■ **What you will do**
Go through the listing beneath this task and return every line that carries the string "other".

■ **Supplied information**
======

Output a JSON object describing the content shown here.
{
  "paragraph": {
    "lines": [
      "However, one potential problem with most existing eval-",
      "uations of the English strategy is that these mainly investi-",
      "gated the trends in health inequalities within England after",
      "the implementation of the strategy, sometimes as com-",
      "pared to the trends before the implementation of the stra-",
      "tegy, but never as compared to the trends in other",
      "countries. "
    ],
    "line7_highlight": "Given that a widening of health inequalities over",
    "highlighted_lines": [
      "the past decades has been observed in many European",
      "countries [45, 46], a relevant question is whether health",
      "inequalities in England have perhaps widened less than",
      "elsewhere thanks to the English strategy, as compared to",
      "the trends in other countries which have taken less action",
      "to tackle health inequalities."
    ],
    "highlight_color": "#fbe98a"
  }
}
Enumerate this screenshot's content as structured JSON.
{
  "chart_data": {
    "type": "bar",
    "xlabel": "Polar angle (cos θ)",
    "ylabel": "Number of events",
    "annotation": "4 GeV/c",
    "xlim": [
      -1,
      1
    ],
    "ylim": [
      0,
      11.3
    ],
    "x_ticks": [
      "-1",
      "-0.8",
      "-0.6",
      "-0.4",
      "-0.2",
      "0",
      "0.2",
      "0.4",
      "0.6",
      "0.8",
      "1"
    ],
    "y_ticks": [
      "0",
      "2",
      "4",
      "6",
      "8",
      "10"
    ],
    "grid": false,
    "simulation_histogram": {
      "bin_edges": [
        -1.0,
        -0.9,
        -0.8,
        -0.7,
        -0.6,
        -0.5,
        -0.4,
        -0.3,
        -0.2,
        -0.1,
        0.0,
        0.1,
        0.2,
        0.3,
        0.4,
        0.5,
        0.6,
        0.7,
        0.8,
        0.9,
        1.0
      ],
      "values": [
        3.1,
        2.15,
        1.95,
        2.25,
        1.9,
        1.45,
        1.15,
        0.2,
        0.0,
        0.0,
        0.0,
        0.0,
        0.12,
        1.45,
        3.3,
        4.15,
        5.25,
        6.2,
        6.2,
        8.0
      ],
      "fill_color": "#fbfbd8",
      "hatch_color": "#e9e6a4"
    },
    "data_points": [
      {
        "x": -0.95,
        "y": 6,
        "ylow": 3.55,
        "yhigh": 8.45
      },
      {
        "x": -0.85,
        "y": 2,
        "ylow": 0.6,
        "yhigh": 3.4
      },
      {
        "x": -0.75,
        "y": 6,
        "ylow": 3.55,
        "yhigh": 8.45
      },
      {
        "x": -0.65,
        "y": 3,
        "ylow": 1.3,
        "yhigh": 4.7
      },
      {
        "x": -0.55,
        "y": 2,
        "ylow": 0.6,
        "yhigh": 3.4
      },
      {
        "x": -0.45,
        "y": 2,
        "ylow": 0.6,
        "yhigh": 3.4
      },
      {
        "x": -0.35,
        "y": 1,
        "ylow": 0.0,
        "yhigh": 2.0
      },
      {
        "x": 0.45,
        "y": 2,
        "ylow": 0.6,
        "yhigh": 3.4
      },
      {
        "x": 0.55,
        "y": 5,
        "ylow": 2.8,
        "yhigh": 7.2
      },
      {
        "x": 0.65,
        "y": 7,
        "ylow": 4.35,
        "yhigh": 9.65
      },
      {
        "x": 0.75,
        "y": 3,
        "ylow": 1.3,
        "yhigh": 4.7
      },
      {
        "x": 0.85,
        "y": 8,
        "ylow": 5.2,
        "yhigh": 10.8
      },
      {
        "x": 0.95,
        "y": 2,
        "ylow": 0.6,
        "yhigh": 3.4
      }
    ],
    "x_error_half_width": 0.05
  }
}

======

■ **Answer**
      "tegy, but never as compared to the trends in other",
      "the trends in other countries which have taken less action",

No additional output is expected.